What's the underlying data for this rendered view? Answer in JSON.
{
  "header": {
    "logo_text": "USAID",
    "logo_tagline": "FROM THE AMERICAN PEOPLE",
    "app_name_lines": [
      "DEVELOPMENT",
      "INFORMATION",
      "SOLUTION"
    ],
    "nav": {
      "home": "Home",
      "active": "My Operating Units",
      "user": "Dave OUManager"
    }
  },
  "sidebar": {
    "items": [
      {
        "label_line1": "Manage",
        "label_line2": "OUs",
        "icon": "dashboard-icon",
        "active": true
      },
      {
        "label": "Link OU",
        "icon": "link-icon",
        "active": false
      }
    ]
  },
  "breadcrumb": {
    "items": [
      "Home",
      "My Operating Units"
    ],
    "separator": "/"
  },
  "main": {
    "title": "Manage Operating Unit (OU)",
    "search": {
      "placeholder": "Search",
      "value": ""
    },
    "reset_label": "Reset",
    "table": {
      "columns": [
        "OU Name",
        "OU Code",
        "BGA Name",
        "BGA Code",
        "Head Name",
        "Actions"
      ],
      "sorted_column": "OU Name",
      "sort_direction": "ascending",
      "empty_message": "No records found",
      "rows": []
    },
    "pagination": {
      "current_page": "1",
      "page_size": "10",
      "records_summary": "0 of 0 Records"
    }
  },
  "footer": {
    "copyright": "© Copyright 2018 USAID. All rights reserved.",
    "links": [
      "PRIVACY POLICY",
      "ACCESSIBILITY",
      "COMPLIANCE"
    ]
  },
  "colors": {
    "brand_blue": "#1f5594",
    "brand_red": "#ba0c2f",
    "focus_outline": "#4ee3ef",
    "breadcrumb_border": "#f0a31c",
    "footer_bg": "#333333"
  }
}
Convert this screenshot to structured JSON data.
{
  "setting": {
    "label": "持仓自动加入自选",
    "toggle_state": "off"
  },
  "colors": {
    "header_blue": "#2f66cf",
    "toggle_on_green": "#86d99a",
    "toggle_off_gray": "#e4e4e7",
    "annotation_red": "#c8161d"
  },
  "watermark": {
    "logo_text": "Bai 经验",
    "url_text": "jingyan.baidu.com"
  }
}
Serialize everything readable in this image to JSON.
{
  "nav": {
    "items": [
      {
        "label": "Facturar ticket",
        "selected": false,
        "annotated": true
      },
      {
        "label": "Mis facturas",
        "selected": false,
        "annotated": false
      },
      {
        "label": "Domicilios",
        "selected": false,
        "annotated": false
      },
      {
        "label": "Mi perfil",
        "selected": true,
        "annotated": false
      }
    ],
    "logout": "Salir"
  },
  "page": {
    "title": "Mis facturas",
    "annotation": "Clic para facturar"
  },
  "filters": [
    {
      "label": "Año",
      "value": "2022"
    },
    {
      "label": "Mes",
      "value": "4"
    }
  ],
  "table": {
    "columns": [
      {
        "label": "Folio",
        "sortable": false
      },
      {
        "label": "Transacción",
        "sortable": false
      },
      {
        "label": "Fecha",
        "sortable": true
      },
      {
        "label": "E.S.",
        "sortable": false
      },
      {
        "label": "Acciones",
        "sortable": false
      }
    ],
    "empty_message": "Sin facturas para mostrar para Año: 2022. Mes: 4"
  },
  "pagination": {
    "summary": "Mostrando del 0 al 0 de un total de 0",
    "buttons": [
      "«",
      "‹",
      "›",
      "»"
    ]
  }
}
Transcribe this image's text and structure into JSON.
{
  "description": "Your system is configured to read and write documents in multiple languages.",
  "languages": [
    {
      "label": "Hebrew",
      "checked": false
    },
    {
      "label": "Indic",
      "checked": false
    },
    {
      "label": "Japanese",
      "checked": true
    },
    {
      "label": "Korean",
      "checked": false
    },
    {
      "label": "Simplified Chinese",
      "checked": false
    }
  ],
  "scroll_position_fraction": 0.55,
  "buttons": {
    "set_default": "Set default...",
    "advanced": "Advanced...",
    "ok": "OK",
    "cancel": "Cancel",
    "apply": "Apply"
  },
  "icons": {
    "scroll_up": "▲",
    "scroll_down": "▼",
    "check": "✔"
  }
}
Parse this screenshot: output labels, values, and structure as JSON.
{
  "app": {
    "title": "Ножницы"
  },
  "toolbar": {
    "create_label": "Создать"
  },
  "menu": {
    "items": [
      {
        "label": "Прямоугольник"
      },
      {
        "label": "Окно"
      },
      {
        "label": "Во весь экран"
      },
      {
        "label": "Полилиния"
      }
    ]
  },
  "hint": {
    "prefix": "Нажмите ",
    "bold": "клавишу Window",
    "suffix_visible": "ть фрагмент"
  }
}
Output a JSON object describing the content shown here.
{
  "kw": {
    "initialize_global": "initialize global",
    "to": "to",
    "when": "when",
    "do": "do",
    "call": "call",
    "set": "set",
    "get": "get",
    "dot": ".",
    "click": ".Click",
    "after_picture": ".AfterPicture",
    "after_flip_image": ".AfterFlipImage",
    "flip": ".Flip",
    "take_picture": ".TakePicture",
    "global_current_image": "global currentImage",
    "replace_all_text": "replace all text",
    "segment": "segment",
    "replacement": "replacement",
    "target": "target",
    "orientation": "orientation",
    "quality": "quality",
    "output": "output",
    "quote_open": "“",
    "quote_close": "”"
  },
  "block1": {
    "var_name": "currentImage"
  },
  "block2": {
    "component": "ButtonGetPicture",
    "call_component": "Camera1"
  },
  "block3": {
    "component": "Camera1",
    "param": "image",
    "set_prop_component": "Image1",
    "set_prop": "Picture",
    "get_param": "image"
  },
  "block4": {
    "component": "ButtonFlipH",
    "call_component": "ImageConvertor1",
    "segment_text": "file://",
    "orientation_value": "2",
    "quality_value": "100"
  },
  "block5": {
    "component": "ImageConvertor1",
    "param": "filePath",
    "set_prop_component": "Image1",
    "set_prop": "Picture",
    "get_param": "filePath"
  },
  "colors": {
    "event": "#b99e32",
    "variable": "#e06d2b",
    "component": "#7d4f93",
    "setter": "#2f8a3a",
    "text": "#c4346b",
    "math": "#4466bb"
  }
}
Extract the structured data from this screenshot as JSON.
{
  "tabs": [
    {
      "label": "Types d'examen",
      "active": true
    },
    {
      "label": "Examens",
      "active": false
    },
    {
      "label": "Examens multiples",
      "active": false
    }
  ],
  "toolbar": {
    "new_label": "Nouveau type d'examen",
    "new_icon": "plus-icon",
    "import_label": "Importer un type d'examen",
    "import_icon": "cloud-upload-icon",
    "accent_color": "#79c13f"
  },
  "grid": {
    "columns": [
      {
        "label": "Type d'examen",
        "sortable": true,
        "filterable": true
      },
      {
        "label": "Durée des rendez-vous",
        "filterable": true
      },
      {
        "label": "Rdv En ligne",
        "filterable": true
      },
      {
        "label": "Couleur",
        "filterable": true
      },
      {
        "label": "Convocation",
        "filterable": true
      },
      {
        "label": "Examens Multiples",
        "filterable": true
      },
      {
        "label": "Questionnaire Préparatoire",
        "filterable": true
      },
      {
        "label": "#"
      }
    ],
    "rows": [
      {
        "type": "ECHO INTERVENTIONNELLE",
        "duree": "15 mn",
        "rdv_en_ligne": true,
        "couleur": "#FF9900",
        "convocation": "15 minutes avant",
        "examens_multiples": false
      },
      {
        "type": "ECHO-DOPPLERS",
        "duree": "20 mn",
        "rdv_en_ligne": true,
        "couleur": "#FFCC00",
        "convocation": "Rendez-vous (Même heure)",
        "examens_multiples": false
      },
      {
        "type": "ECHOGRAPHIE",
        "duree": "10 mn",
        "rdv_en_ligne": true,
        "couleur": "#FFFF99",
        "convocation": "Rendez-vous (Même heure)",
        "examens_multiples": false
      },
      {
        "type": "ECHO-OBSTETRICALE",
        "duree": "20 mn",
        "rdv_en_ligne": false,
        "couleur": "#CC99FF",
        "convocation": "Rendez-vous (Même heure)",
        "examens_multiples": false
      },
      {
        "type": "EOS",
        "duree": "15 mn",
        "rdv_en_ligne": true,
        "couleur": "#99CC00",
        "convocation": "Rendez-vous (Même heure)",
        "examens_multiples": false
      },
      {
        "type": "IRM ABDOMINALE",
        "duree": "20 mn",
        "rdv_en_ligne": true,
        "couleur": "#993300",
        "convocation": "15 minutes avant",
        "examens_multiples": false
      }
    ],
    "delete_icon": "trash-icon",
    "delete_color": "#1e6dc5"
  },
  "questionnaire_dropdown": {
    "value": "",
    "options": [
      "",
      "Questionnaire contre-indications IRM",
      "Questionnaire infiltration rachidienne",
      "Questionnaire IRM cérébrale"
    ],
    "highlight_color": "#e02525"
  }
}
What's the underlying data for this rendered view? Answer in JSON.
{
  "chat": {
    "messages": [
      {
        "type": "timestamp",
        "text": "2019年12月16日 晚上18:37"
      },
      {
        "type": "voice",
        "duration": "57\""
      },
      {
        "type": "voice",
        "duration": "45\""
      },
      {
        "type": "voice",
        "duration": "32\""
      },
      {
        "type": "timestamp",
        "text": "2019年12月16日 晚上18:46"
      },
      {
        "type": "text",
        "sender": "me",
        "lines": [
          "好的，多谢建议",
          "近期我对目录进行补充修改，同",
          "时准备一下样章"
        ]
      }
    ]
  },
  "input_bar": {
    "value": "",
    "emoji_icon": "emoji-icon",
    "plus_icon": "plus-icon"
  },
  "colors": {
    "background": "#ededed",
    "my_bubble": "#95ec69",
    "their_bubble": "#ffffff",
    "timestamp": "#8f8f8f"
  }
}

**What you are asked to do:** Your task is to list each line of the records with the word "data".

**Solved problem:**
What's the underlying data for this rendered view? Answer in JSON.
Convert this screenshot to structured JSON data.
Extract the structured data from this screenshot as JSON.
What's the underlying data for this rendered view? Answer in JSON.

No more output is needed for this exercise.